DIRECTIVE: Begin at the line that has "chart-subtitle: Male weekly" and stop after the line that has "Detect and localize". Rewrite those lines with "plot-frame" replaced by "plot-area" and everything else unchanged.

Data listing:
— begin —

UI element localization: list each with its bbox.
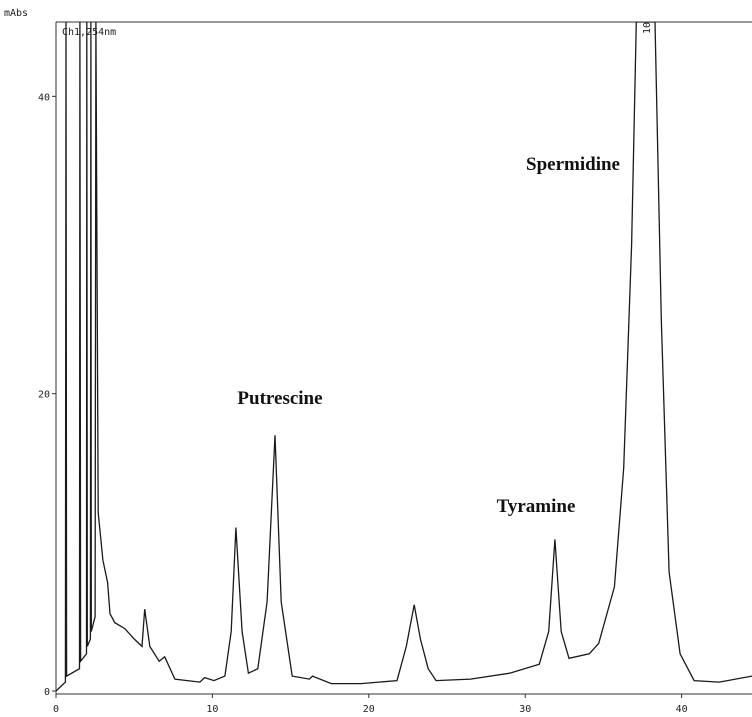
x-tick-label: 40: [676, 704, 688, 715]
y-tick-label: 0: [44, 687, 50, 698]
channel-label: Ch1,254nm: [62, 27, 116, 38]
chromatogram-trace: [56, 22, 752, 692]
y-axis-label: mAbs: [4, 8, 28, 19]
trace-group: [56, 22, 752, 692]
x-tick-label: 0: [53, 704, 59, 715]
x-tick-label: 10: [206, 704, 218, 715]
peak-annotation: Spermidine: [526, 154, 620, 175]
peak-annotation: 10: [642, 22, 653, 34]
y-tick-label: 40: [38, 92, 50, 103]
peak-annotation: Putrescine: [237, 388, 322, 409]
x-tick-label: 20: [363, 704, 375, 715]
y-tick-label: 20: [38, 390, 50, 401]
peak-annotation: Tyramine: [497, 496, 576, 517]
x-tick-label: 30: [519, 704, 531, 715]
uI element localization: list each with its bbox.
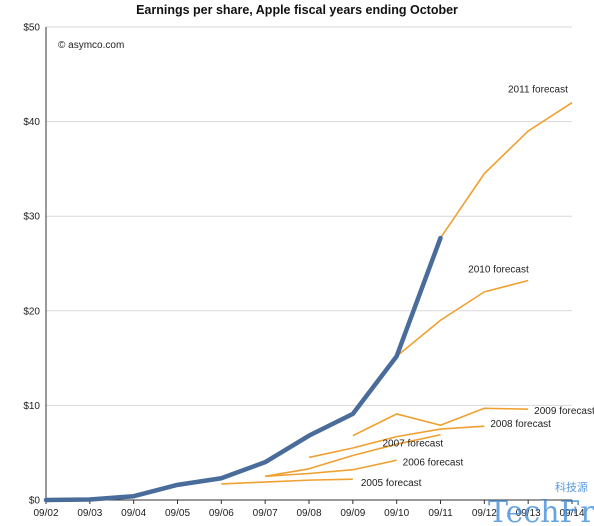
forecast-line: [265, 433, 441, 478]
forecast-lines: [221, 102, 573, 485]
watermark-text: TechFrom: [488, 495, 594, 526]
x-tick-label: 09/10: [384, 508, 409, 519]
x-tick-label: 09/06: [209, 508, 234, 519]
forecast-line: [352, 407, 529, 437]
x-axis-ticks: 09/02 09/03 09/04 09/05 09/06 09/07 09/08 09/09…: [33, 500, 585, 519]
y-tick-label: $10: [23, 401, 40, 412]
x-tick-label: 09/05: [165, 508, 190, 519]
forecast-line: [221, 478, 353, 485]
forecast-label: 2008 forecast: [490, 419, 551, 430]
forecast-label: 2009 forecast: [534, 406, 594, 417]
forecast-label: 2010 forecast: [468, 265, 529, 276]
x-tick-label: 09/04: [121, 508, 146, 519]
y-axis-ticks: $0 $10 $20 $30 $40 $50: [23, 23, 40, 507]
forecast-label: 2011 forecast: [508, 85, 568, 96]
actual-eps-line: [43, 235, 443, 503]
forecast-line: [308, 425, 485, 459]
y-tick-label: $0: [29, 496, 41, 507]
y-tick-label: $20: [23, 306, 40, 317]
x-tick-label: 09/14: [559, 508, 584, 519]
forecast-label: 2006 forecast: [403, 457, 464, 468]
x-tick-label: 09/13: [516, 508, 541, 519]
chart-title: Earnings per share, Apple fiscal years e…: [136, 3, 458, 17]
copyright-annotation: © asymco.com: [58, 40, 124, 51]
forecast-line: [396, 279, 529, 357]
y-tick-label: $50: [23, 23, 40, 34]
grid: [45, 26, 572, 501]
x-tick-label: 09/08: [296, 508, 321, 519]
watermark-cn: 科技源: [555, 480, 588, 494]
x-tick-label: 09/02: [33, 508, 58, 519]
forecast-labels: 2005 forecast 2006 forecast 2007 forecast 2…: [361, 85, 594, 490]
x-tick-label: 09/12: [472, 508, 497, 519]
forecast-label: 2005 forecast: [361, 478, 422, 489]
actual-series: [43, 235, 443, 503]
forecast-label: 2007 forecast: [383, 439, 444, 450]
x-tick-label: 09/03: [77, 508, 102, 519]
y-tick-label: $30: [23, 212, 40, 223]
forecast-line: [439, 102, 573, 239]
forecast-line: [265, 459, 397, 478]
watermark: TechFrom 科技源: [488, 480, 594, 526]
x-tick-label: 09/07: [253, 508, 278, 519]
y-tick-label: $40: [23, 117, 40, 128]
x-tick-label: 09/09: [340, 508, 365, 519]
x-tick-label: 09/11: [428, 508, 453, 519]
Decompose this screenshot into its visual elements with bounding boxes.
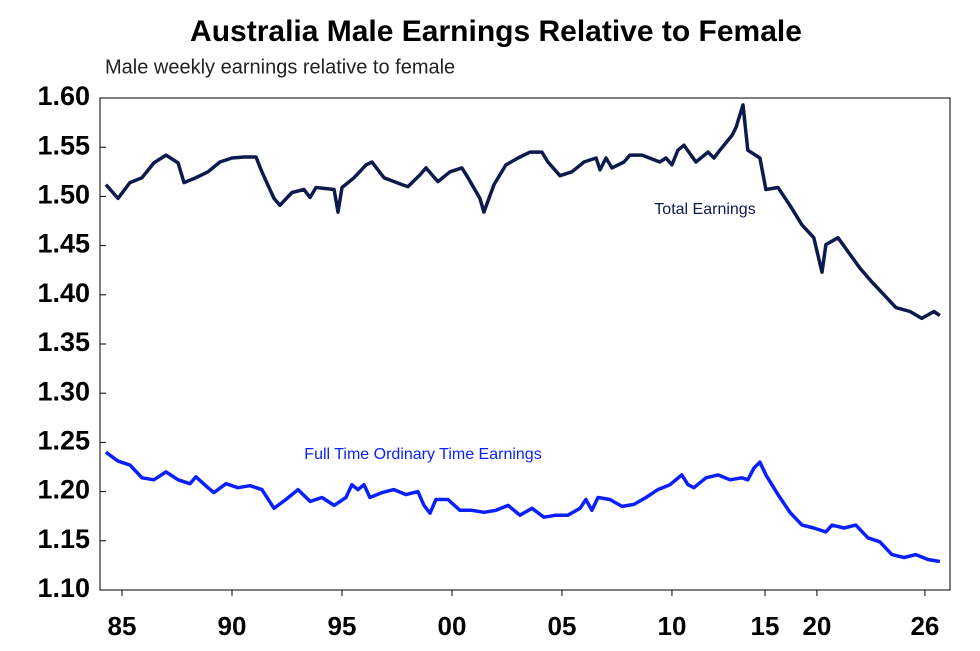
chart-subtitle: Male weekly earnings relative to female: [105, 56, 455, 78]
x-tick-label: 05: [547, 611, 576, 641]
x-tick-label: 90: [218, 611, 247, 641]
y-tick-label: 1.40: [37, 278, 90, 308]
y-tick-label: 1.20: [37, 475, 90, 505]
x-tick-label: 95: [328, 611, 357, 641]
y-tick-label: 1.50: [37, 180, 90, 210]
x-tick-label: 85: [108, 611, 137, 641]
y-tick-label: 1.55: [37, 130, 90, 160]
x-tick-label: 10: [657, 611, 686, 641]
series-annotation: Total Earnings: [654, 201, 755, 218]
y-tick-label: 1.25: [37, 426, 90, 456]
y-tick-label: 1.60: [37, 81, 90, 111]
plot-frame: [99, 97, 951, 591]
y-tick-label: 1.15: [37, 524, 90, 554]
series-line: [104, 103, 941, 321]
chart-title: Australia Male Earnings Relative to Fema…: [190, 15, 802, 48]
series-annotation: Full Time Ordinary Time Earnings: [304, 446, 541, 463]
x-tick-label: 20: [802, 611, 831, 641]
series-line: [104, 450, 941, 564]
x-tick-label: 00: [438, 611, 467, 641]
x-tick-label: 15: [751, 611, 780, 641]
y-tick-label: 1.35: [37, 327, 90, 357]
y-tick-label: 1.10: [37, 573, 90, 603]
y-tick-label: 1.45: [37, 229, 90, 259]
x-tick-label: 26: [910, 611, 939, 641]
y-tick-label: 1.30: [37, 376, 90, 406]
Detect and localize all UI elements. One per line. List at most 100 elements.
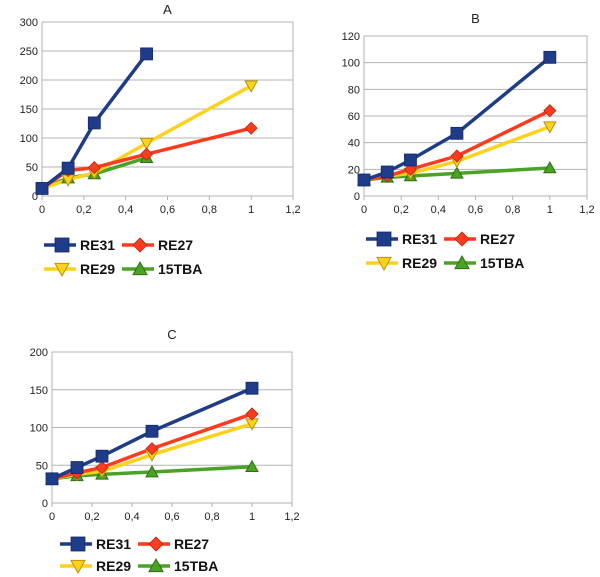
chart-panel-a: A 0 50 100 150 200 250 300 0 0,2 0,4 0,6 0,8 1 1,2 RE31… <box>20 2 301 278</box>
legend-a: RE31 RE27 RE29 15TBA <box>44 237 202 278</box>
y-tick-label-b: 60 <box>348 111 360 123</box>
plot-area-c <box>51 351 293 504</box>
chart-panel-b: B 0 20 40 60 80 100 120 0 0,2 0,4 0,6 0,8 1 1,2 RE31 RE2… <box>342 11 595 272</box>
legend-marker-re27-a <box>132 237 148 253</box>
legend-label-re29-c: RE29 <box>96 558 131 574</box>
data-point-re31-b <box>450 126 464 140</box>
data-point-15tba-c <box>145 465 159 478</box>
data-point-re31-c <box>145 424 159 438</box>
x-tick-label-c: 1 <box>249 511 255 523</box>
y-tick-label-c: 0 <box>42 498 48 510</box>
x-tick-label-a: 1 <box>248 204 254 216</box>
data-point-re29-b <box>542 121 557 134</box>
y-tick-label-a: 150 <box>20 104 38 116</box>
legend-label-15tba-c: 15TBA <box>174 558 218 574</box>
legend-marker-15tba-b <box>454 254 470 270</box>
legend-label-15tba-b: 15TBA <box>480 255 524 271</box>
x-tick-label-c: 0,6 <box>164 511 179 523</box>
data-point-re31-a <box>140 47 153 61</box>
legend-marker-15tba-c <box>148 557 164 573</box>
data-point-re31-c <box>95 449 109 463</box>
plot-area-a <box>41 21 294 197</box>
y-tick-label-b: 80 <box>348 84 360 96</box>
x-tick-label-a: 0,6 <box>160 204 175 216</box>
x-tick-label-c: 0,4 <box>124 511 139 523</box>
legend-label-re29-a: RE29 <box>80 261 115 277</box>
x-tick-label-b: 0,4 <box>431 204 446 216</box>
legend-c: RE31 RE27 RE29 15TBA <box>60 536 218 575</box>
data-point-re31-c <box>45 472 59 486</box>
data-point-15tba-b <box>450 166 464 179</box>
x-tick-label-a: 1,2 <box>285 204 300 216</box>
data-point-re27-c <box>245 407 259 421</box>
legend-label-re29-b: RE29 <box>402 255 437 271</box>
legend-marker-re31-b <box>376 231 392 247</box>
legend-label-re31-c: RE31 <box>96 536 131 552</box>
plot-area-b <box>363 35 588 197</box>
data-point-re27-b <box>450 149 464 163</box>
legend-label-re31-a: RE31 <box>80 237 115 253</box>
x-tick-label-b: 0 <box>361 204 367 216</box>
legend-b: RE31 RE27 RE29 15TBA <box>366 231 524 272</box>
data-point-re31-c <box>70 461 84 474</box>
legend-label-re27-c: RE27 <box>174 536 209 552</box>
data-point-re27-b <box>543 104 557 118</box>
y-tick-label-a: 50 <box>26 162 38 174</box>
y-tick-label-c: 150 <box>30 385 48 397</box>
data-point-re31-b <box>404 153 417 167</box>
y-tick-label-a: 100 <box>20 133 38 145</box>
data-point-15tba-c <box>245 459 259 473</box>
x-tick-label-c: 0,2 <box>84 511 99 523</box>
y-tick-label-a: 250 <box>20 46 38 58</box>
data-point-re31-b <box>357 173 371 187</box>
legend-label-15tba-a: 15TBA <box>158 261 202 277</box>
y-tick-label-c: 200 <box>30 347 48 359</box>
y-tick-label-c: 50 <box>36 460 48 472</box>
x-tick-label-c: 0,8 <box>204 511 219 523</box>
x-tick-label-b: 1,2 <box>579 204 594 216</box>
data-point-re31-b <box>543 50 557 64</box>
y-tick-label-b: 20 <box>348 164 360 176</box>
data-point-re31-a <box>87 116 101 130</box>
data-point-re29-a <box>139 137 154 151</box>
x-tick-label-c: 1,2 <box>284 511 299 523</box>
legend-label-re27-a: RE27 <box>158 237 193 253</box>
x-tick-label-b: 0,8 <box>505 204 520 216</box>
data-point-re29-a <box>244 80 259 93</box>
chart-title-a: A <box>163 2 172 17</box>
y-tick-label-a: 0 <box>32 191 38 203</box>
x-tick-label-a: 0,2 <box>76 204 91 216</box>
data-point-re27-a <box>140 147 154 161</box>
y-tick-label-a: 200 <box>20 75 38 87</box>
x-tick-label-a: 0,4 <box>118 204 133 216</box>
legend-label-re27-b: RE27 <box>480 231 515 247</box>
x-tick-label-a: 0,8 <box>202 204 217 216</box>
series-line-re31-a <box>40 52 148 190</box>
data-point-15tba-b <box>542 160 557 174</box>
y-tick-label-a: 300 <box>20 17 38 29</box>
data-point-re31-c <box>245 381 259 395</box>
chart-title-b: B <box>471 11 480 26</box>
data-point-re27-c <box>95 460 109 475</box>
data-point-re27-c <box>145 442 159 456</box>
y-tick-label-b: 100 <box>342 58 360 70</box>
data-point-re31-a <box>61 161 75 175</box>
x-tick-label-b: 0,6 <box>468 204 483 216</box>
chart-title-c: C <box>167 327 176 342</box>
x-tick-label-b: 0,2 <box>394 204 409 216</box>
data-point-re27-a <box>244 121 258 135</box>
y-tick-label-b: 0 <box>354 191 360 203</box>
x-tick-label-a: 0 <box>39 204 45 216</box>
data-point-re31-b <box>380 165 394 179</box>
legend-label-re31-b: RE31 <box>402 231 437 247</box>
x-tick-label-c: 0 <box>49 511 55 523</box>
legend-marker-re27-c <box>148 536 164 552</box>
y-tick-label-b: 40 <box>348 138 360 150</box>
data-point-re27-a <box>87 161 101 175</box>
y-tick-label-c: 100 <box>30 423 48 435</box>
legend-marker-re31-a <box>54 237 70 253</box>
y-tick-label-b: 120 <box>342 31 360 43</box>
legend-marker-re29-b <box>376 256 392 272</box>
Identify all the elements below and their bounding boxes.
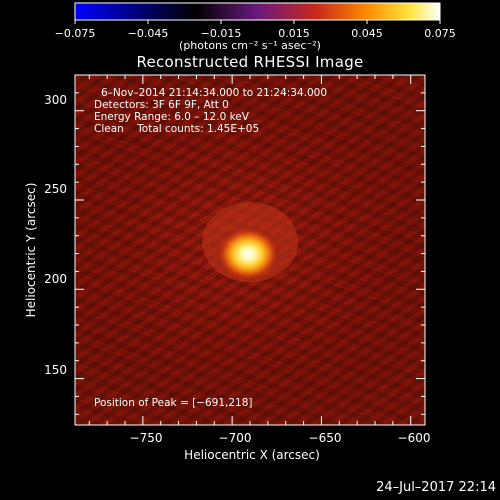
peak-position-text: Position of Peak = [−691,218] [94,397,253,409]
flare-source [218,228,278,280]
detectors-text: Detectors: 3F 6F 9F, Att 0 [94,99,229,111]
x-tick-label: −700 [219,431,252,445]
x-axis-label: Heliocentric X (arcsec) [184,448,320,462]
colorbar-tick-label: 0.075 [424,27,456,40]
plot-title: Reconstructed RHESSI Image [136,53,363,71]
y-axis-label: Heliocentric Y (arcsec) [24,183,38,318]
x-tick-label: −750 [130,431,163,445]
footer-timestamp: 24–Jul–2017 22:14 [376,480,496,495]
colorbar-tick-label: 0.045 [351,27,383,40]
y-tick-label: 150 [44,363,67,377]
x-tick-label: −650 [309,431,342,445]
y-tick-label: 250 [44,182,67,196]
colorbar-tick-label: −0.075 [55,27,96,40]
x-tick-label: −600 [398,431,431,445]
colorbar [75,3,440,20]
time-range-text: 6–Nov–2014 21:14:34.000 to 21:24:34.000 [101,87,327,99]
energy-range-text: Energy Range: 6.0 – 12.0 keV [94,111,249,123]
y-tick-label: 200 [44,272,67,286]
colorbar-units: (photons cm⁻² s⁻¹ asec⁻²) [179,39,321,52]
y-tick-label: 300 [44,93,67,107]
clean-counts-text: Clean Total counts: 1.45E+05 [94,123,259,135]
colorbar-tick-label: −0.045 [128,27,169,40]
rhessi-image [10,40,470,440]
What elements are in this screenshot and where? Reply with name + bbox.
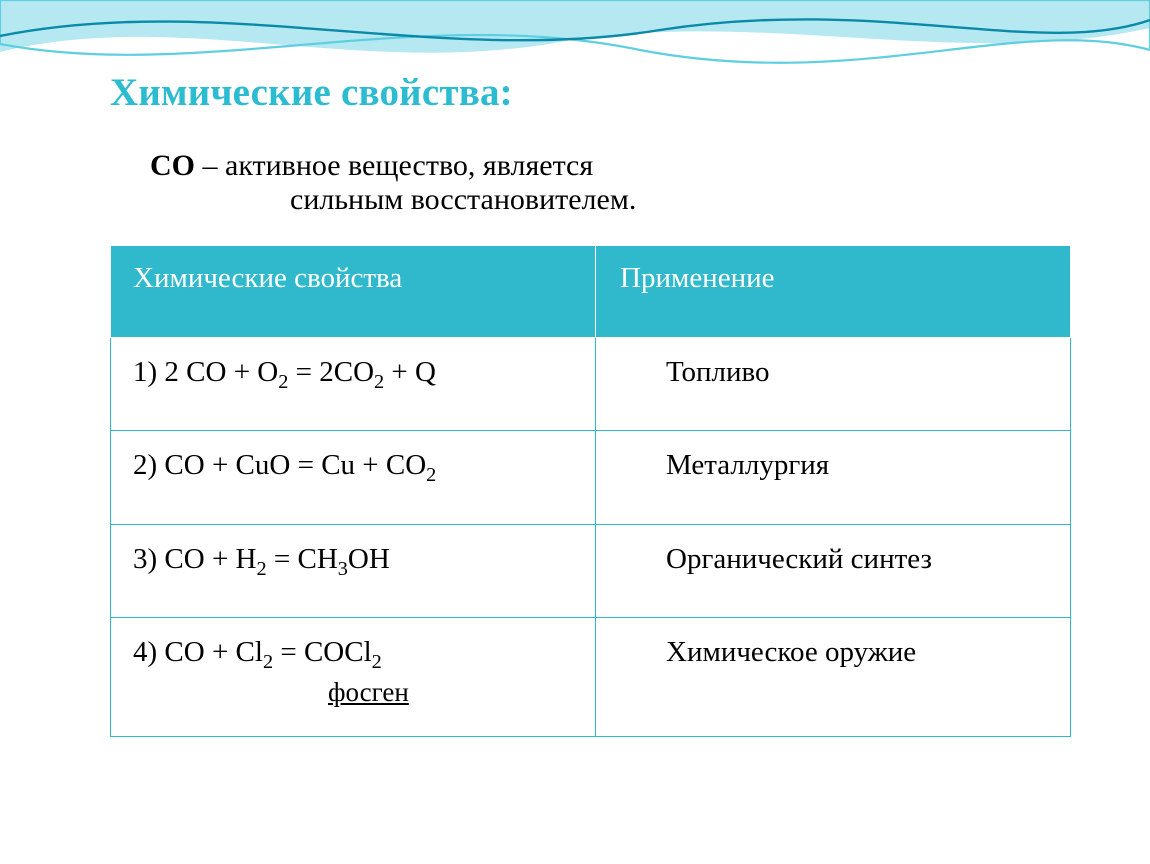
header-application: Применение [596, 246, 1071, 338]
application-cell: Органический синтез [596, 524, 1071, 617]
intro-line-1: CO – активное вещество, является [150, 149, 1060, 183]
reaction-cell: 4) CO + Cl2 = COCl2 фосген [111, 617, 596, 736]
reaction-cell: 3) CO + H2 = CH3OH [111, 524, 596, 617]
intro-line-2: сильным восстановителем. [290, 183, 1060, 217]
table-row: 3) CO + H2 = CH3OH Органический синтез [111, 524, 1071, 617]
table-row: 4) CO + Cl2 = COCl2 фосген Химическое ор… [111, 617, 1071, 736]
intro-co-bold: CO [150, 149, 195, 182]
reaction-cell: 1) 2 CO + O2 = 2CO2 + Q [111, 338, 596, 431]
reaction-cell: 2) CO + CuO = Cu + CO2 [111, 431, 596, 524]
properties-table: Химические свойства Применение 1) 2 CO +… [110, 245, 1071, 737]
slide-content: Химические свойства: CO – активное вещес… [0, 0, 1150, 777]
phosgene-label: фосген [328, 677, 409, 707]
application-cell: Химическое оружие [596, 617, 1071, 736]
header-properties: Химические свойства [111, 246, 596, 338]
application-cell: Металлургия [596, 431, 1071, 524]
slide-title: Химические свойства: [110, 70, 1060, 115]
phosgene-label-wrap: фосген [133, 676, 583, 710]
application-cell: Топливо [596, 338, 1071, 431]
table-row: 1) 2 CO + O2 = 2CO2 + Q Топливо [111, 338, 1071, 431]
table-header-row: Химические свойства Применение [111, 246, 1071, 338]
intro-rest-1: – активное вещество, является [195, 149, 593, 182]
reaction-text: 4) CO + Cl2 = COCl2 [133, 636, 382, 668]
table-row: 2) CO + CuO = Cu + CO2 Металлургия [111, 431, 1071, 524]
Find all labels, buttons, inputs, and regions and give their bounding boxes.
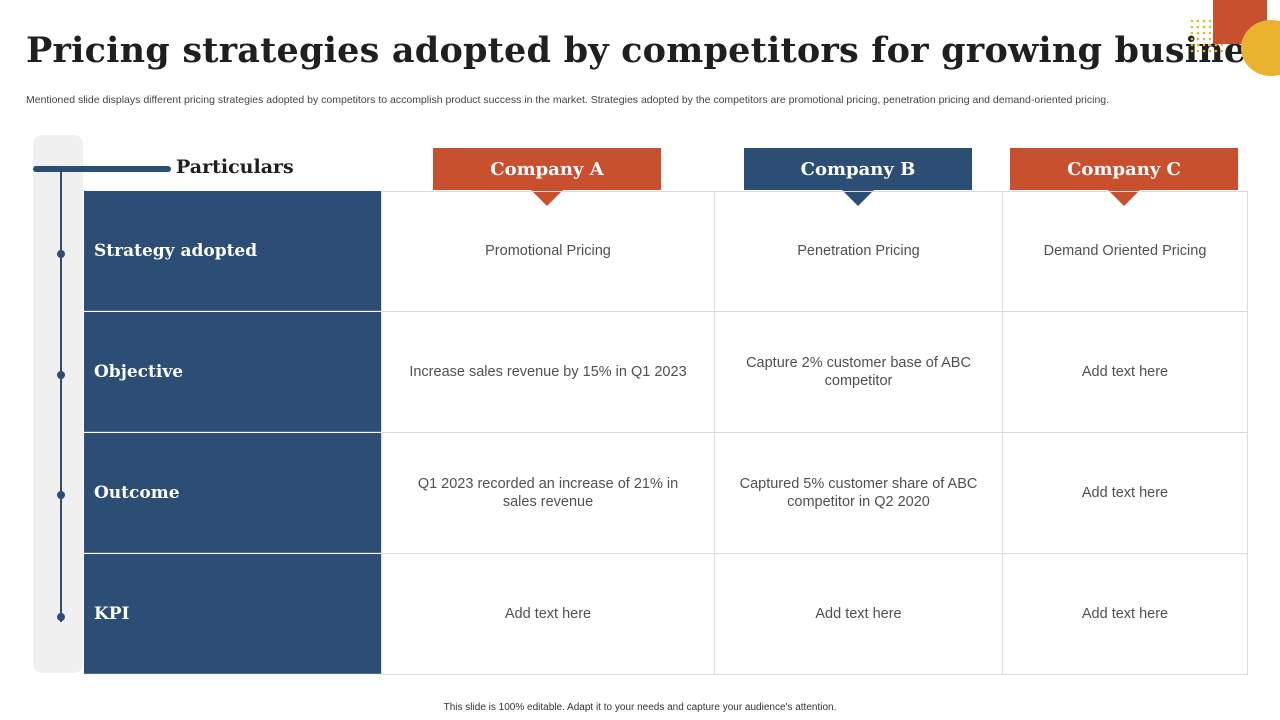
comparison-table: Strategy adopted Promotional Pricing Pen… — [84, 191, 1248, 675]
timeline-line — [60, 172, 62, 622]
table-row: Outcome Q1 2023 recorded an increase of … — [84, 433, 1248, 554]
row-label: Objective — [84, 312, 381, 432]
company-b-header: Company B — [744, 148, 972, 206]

— end —

FULL ANSWER:
chart-subtitle: Male weekly earnings relative to female: [105, 56, 455, 78]
x-tick-label: 05: [547, 611, 576, 641]
x-tick-label: 90: [218, 611, 247, 641]
y-tick-label: 1.40: [37, 278, 90, 308]
y-tick-label: 1.20: [37, 475, 90, 505]
x-tick-label: 95: [328, 611, 357, 641]
y-tick-label: 1.50: [37, 180, 90, 210]
x-tick-label: 85: [108, 611, 137, 641]
y-tick-label: 1.55: [37, 130, 90, 160]
x-tick-label: 10: [657, 611, 686, 641]
series-annotation: Total Earnings: [654, 201, 755, 218]
y-tick-label: 1.25: [37, 426, 90, 456]
y-tick-label: 1.60: [37, 81, 90, 111]
plot-area: [99, 97, 951, 591]
y-tick-label: 1.15: [37, 524, 90, 554]
series-line: [104, 103, 941, 321]
chart-title: Australia Male Earnings Relative to Fema…: [190, 15, 802, 48]
series-annotation: Full Time Ordinary Time Earnings: [304, 446, 541, 463]
x-tick-label: 20: [802, 611, 831, 641]
series-line: [104, 450, 941, 564]
x-tick-label: 00: [438, 611, 467, 641]
x-tick-label: 15: [751, 611, 780, 641]
y-tick-label: 1.35: [37, 327, 90, 357]
y-tick-label: 1.10: [37, 573, 90, 603]
y-tick-label: 1.45: [37, 229, 90, 259]
x-tick-label: 26: [910, 611, 939, 641]
y-tick-label: 1.30: [37, 376, 90, 406]
Detect and localize all UI elements. One per line. List at most 100 elements.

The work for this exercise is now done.